■ WHAT YOU WILL DO:
Write out the data below in full, unchanged, minus the images.

■ SUPPLIED RECORDS:
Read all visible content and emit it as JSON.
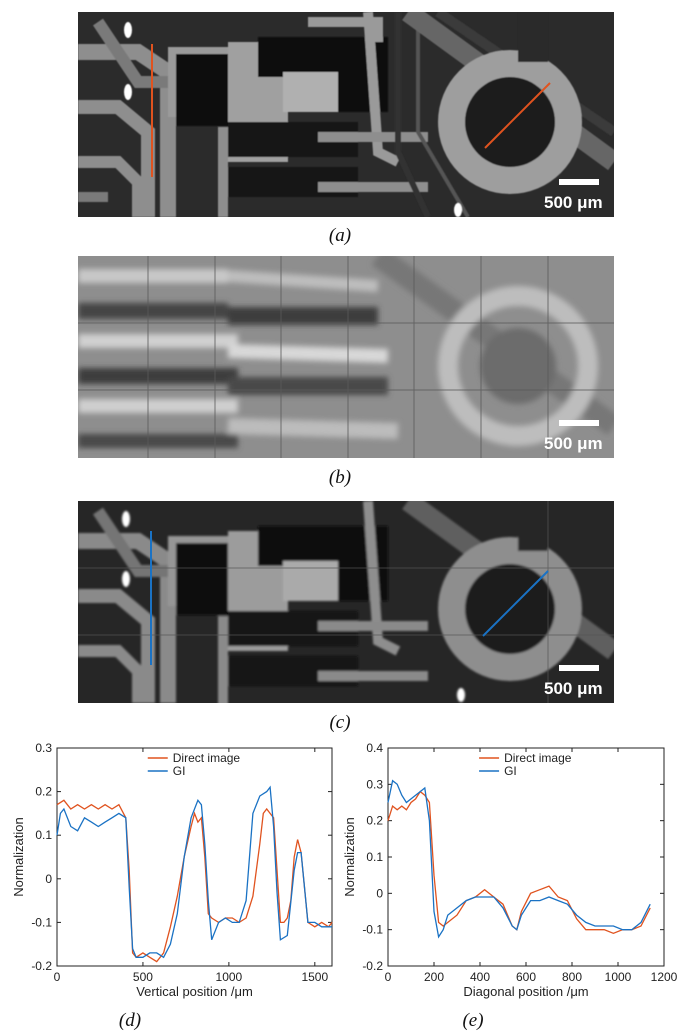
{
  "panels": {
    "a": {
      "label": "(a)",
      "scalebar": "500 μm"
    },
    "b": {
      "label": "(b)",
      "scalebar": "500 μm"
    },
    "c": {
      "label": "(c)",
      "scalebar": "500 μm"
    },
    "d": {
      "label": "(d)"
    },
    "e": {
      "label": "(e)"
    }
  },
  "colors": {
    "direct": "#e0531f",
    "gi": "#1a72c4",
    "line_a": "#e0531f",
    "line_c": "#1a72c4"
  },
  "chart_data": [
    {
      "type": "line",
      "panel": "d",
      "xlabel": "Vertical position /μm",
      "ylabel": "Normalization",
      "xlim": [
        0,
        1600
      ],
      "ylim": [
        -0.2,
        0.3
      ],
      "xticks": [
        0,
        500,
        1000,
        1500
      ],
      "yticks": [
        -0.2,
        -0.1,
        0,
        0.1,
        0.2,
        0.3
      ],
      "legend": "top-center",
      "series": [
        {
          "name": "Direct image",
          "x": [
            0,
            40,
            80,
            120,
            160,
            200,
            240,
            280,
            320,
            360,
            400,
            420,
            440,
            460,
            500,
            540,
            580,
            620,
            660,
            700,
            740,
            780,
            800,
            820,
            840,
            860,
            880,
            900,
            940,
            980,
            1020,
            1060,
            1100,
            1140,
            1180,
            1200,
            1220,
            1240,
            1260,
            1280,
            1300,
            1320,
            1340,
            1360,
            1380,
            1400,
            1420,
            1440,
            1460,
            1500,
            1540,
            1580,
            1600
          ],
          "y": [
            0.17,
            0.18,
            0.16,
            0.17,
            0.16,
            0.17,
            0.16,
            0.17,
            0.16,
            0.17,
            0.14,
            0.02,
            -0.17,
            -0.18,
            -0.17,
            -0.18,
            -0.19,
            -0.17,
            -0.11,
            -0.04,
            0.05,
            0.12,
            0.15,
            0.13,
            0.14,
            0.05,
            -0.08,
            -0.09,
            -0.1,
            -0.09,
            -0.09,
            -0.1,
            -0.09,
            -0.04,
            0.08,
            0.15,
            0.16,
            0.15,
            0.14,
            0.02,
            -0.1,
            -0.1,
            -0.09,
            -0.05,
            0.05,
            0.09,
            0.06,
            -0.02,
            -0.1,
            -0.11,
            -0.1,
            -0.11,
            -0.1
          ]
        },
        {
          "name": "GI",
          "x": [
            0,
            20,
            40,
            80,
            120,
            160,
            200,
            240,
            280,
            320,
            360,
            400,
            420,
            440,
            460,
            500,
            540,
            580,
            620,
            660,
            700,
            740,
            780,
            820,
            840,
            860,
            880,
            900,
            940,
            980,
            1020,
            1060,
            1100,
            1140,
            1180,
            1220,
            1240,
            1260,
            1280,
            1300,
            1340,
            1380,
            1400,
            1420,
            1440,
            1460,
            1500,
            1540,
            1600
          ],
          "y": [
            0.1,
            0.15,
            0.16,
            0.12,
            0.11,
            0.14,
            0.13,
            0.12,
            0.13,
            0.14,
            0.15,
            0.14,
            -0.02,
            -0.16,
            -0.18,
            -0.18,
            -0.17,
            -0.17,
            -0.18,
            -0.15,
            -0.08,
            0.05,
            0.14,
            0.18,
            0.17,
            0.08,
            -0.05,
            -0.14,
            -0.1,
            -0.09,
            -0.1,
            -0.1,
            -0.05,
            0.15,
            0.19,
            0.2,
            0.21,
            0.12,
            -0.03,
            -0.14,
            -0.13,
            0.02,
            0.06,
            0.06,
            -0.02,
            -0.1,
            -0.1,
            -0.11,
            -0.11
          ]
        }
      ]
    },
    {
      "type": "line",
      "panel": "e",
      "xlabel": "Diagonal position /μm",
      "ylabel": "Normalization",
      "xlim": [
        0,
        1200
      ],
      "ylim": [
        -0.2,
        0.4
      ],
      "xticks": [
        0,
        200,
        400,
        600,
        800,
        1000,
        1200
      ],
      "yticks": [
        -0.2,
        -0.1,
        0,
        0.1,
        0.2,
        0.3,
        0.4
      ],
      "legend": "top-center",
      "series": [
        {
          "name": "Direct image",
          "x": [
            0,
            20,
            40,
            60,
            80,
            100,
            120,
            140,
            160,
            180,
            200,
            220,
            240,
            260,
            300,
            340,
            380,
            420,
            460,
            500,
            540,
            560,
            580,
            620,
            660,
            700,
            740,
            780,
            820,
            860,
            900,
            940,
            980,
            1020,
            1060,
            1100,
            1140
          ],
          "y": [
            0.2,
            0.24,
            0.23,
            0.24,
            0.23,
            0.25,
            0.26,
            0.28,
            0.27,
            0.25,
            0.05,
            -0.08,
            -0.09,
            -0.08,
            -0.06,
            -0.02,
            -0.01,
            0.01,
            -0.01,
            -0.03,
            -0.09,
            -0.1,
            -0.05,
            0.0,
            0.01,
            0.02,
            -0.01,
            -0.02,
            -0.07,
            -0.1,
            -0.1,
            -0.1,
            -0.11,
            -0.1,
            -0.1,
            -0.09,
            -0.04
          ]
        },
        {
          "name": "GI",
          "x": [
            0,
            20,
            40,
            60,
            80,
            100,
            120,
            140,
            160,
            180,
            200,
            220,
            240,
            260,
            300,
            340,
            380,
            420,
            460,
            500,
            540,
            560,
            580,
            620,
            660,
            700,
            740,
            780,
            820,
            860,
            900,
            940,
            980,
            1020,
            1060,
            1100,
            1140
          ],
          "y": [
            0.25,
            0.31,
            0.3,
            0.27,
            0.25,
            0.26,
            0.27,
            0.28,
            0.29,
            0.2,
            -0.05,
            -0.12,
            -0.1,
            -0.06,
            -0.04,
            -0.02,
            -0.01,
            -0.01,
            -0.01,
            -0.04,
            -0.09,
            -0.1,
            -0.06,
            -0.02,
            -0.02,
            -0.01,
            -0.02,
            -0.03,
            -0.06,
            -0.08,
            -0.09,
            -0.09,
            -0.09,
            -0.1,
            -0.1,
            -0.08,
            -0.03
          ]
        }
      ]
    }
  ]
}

■ FULL ANSWER:
Read all visible content and emit it as JSON.
{
  "panels": {
    "a": {
      "label": "(a)",
      "scalebar": "500 μm"
    },
    "b": {
      "label": "(b)",
      "scalebar": "500 μm"
    },
    "c": {
      "label": "(c)",
      "scalebar": "500 μm"
    },
    "d": {
      "label": "(d)"
    },
    "e": {
      "label": "(e)"
    }
  },
  "colors": {
    "direct": "#e0531f",
    "gi": "#1a72c4",
    "line_a": "#e0531f",
    "line_c": "#1a72c4"
  },
  "chart_data": [
    {
      "type": "line",
      "panel": "d",
      "xlabel": "Vertical position /μm",
      "ylabel": "Normalization",
      "xlim": [
        0,
        1600
      ],
      "ylim": [
        -0.2,
        0.3
      ],
      "xticks": [
        0,
        500,
        1000,
        1500
      ],
      "yticks": [
        -0.2,
        -0.1,
        0,
        0.1,
        0.2,
        0.3
      ],
      "legend": "top-center",
      "series": [
        {
          "name": "Direct image",
          "x": [
            0,
            40,
            80,
            120,
            160,
            200,
            240,
            280,
            320,
            360,
            400,
            420,
            440,
            460,
            500,
            540,
            580,
            620,
            660,
            700,
            740,
            780,
            800,
            820,
            840,
            860,
            880,
            900,
            940,
            980,
            1020,
            1060,
            1100,
            1140,
            1180,
            1200,
            1220,
            1240,
            1260,
            1280,
            1300,
            1320,
            1340,
            1360,
            1380,
            1400,
            1420,
            1440,
            1460,
            1500,
            1540,
            1580,
            1600
          ],
          "y": [
            0.17,
            0.18,
            0.16,
            0.17,
            0.16,
            0.17,
            0.16,
            0.17,
            0.16,
            0.17,
            0.14,
            0.02,
            -0.17,
            -0.18,
            -0.17,
            -0.18,
            -0.19,
            -0.17,
            -0.11,
            -0.04,
            0.05,
            0.12,
            0.15,
            0.13,
            0.14,
            0.05,
            -0.08,
            -0.09,
            -0.1,
            -0.09,
            -0.09,
            -0.1,
            -0.09,
            -0.04,
            0.08,
            0.15,
            0.16,
            0.15,
            0.14,
            0.02,
            -0.1,
            -0.1,
            -0.09,
            -0.05,
            0.05,
            0.09,
            0.06,
            -0.02,
            -0.1,
            -0.11,
            -0.1,
            -0.11,
            -0.1
          ]
        },
        {
          "name": "GI",
          "x": [
            0,
            20,
            40,
            80,
            120,
            160,
            200,
            240,
            280,
            320,
            360,
            400,
            420,
            440,
            460,
            500,
            540,
            580,
            620,
            660,
            700,
            740,
            780,
            820,
            840,
            860,
            880,
            900,
            940,
            980,
            1020,
            1060,
            1100,
            1140,
            1180,
            1220,
            1240,
            1260,
            1280,
            1300,
            1340,
            1380,
            1400,
            1420,
            1440,
            1460,
            1500,
            1540,
            1600
          ],
          "y": [
            0.1,
            0.15,
            0.16,
            0.12,
            0.11,
            0.14,
            0.13,
            0.12,
            0.13,
            0.14,
            0.15,
            0.14,
            -0.02,
            -0.16,
            -0.18,
            -0.18,
            -0.17,
            -0.17,
            -0.18,
            -0.15,
            -0.08,
            0.05,
            0.14,
            0.18,
            0.17,
            0.08,
            -0.05,
            -0.14,
            -0.1,
            -0.09,
            -0.1,
            -0.1,
            -0.05,
            0.15,
            0.19,
            0.2,
            0.21,
            0.12,
            -0.03,
            -0.14,
            -0.13,
            0.02,
            0.06,
            0.06,
            -0.02,
            -0.1,
            -0.1,
            -0.11,
            -0.11
          ]
        }
      ]
    },
    {
      "type": "line",
      "panel": "e",
      "xlabel": "Diagonal position /μm",
      "ylabel": "Normalization",
      "xlim": [
        0,
        1200
      ],
      "ylim": [
        -0.2,
        0.4
      ],
      "xticks": [
        0,
        200,
        400,
        600,
        800,
        1000,
        1200
      ],
      "yticks": [
        -0.2,
        -0.1,
        0,
        0.1,
        0.2,
        0.3,
        0.4
      ],
      "legend": "top-center",
      "series": [
        {
          "name": "Direct image",
          "x": [
            0,
            20,
            40,
            60,
            80,
            100,
            120,
            140,
            160,
            180,
            200,
            220,
            240,
            260,
            300,
            340,
            380,
            420,
            460,
            500,
            540,
            560,
            580,
            620,
            660,
            700,
            740,
            780,
            820,
            860,
            900,
            940,
            980,
            1020,
            1060,
            1100,
            1140
          ],
          "y": [
            0.2,
            0.24,
            0.23,
            0.24,
            0.23,
            0.25,
            0.26,
            0.28,
            0.27,
            0.25,
            0.05,
            -0.08,
            -0.09,
            -0.08,
            -0.06,
            -0.02,
            -0.01,
            0.01,
            -0.01,
            -0.03,
            -0.09,
            -0.1,
            -0.05,
            0.0,
            0.01,
            0.02,
            -0.01,
            -0.02,
            -0.07,
            -0.1,
            -0.1,
            -0.1,
            -0.11,
            -0.1,
            -0.1,
            -0.09,
            -0.04
          ]
        },
        {
          "name": "GI",
          "x": [
            0,
            20,
            40,
            60,
            80,
            100,
            120,
            140,
            160,
            180,
            200,
            220,
            240,
            260,
            300,
            340,
            380,
            420,
            460,
            500,
            540,
            560,
            580,
            620,
            660,
            700,
            740,
            780,
            820,
            860,
            900,
            940,
            980,
            1020,
            1060,
            1100,
            1140
          ],
          "y": [
            0.25,
            0.31,
            0.3,
            0.27,
            0.25,
            0.26,
            0.27,
            0.28,
            0.29,
            0.2,
            -0.05,
            -0.12,
            -0.1,
            -0.06,
            -0.04,
            -0.02,
            -0.01,
            -0.01,
            -0.01,
            -0.04,
            -0.09,
            -0.1,
            -0.06,
            -0.02,
            -0.02,
            -0.01,
            -0.02,
            -0.03,
            -0.06,
            -0.08,
            -0.09,
            -0.09,
            -0.09,
            -0.1,
            -0.1,
            -0.08,
            -0.03
          ]
        }
      ]
    }
  ]
}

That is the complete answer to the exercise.